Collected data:
%%

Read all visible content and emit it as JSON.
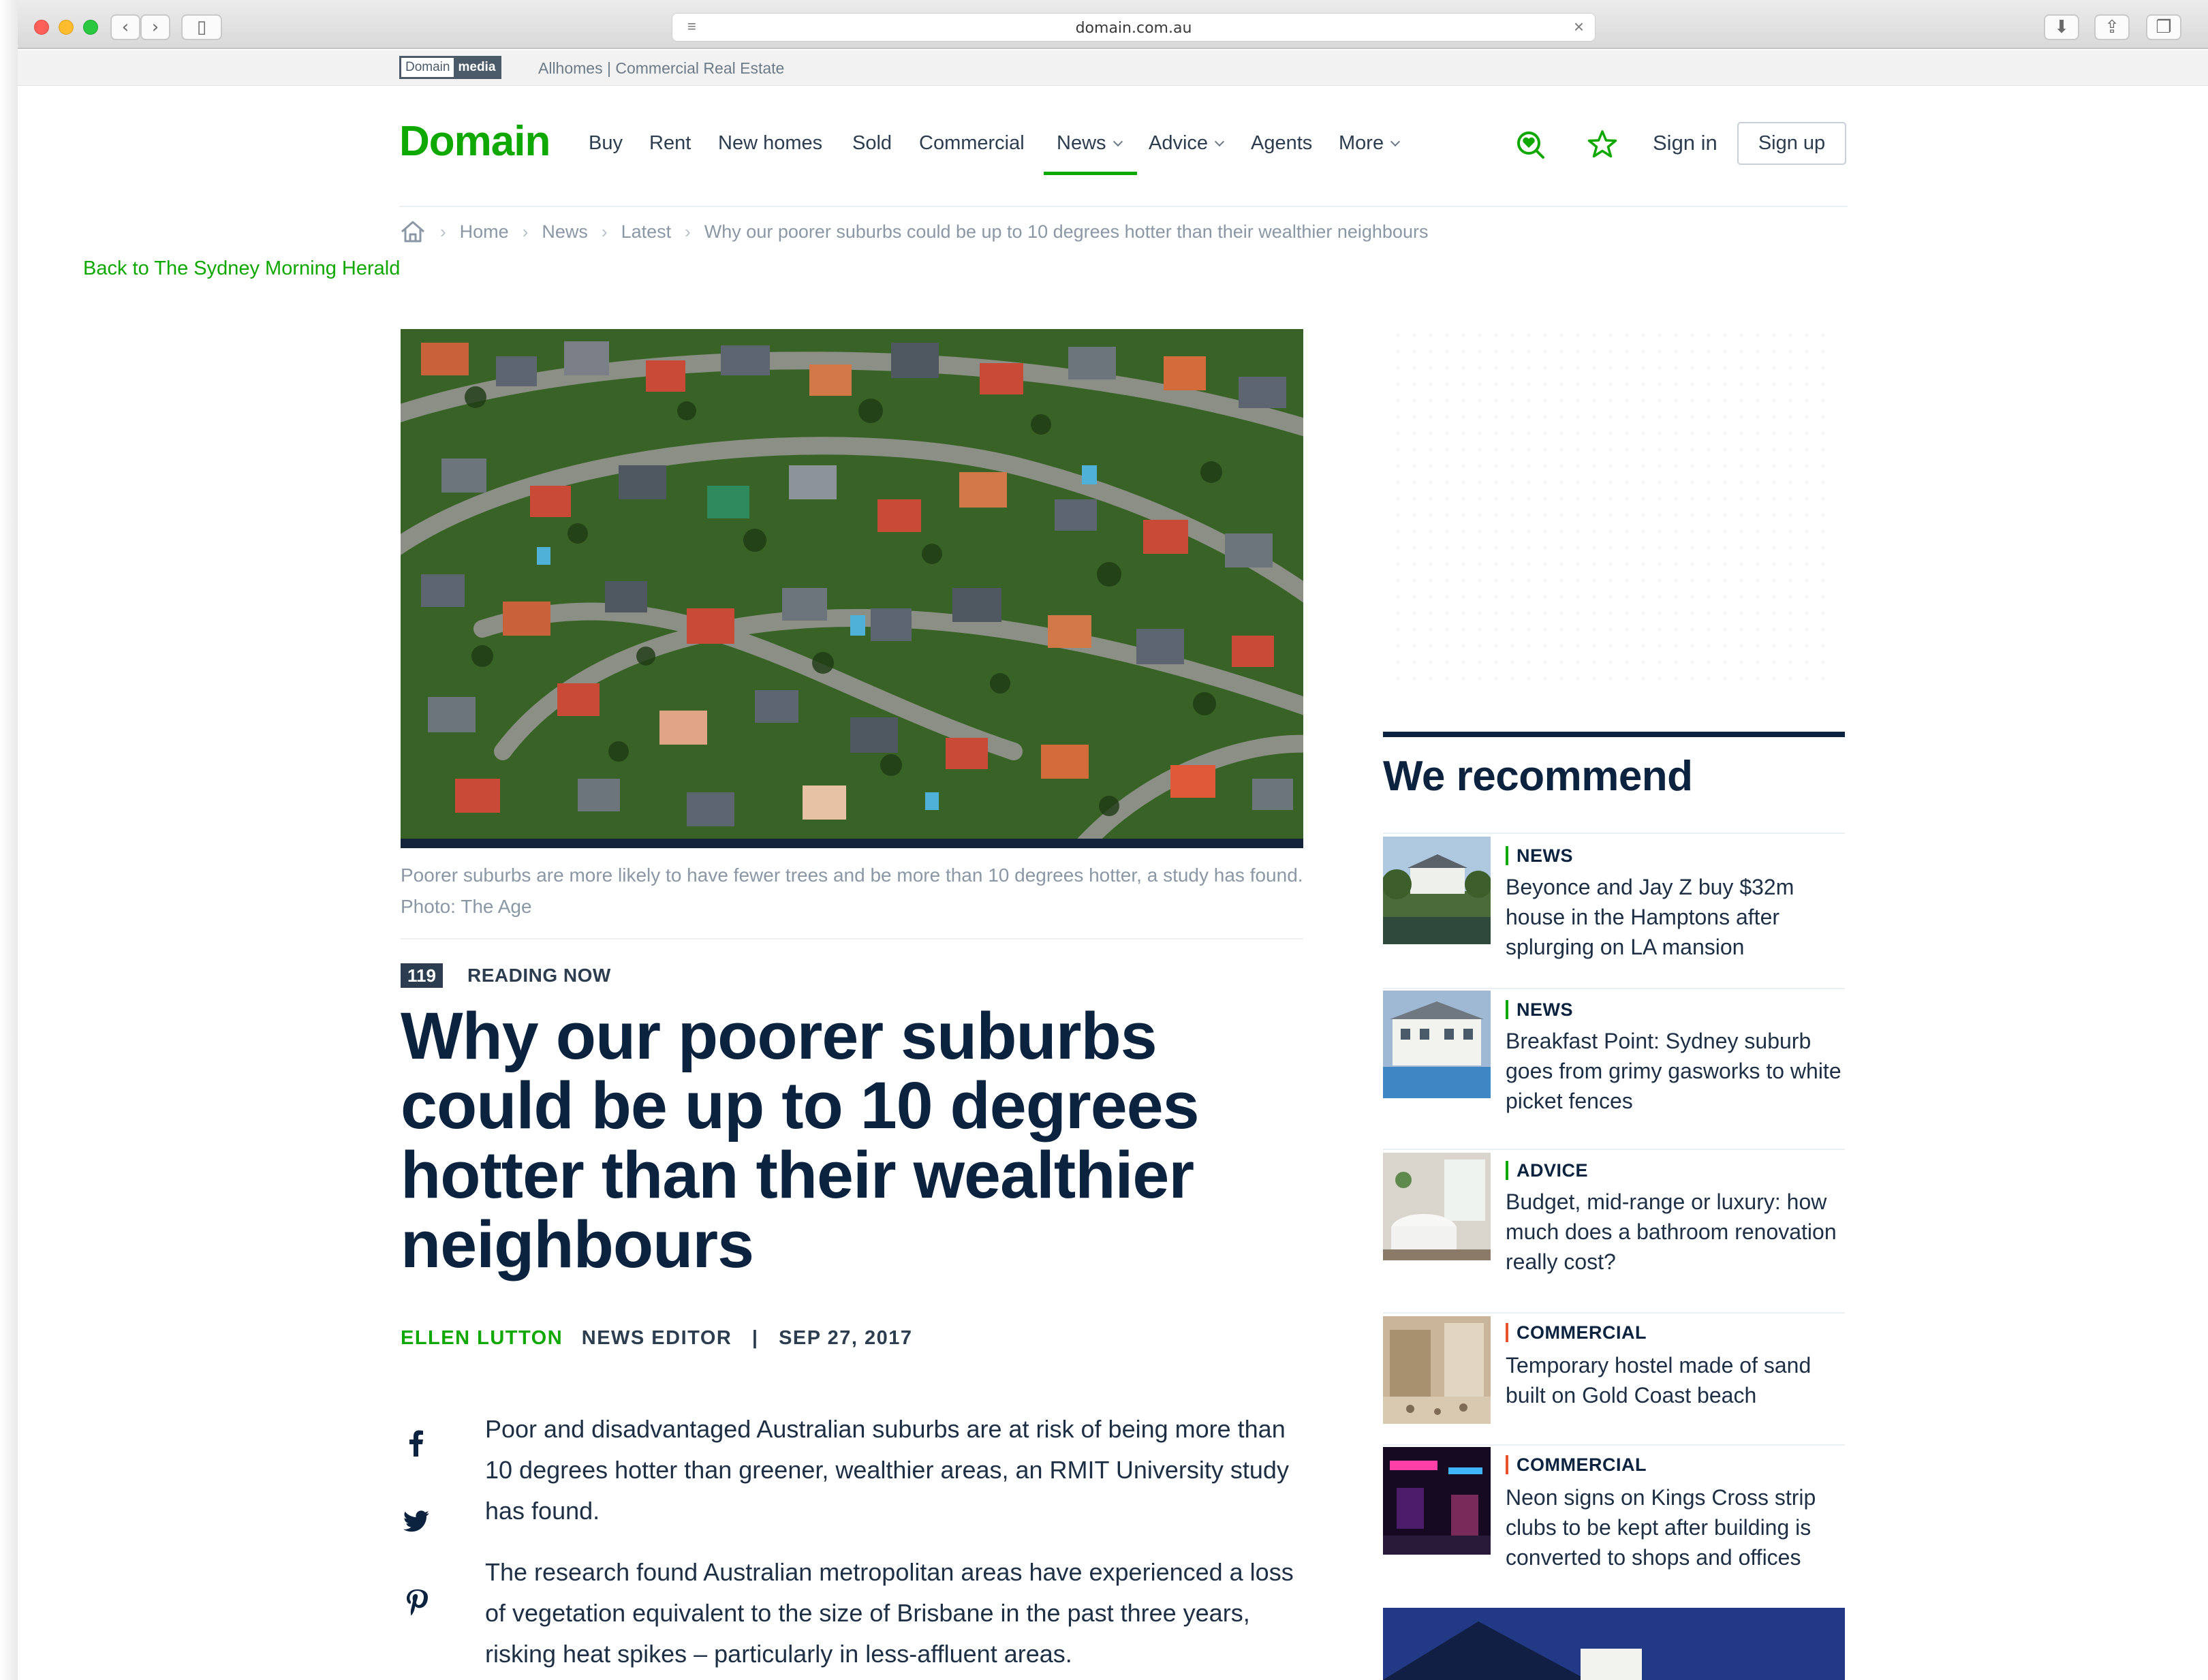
{
  "browser": {
    "url": "domain.com.au"
  },
  "network_bar": {
    "logo_left": "Domain",
    "logo_right": "media",
    "links": "Allhomes | Commercial Real Estate"
  },
  "header": {
    "logo": "Domain",
    "nav": [
      "Buy",
      "Rent",
      "New homes",
      "Sold",
      "Commercial",
      "News",
      "Advice",
      "Agents",
      "More"
    ],
    "active_nav": "News",
    "sign_in": "Sign in",
    "sign_up": "Sign up",
    "accent_color": "#0ea800"
  },
  "breadcrumb": [
    "Home",
    "News",
    "Latest",
    "Why our poorer suburbs could be up to 10 degrees hotter than their wealthier neighbours"
  ],
  "back_link": "Back to The Sydney Morning Herald",
  "article": {
    "caption": "Poorer suburbs are more likely to have fewer trees and be more than 10 degrees hotter, a study has found. Photo: The Age",
    "reading_count": "119",
    "reading_label": "READING NOW",
    "headline": "Why our poorer suburbs could be up to 10 degrees hotter than their wealthier neighbours",
    "author": "ELLEN LUTTON",
    "role": "NEWS EDITOR",
    "separator": "|",
    "date": "SEP 27, 2017",
    "paragraphs": [
      "Poor and disadvantaged Australian suburbs are at risk of being more than 10 degrees hotter than greener, wealthier areas, an RMIT University study has found.",
      "The research found Australian metropolitan areas have experienced a loss of vegetation equivalent to the size of Brisbane in the past three years, risking heat spikes – particularly in less-affluent areas."
    ]
  },
  "recommend": {
    "title": "We recommend",
    "items": [
      {
        "tag": "NEWS",
        "title": "Beyonce and Jay Z buy $32m house in the Hamptons after splurging on LA mansion"
      },
      {
        "tag": "NEWS",
        "title": "Breakfast Point: Sydney suburb goes from grimy gasworks to white picket fences"
      },
      {
        "tag": "ADVICE",
        "title": "Budget, mid-range or luxury: how much does a bathroom renovation really cost?"
      },
      {
        "tag": "COMMERCIAL",
        "title": "Temporary hostel made of sand built on Gold Coast beach"
      },
      {
        "tag": "COMMERCIAL",
        "title": "Neon signs on Kings Cross strip clubs to be kept after building is converted to shops and offices"
      }
    ]
  }
}
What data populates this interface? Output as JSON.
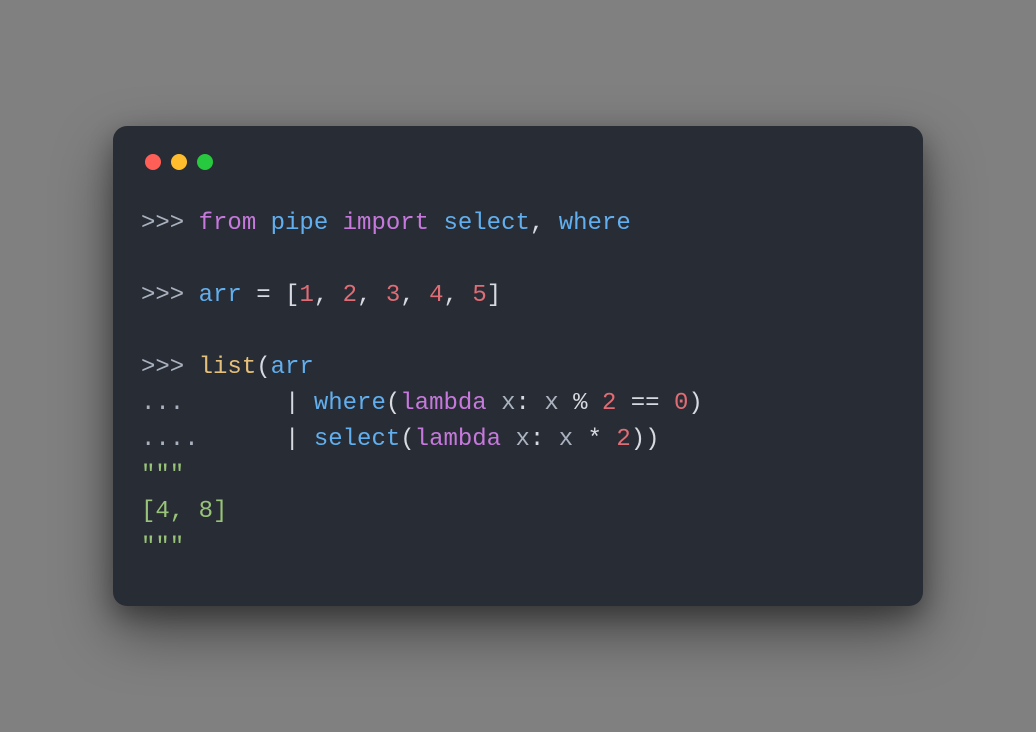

%%

__Written problem__: Provide only the count of lines in the material above that hold the word "Sydney".

__Task response__: 2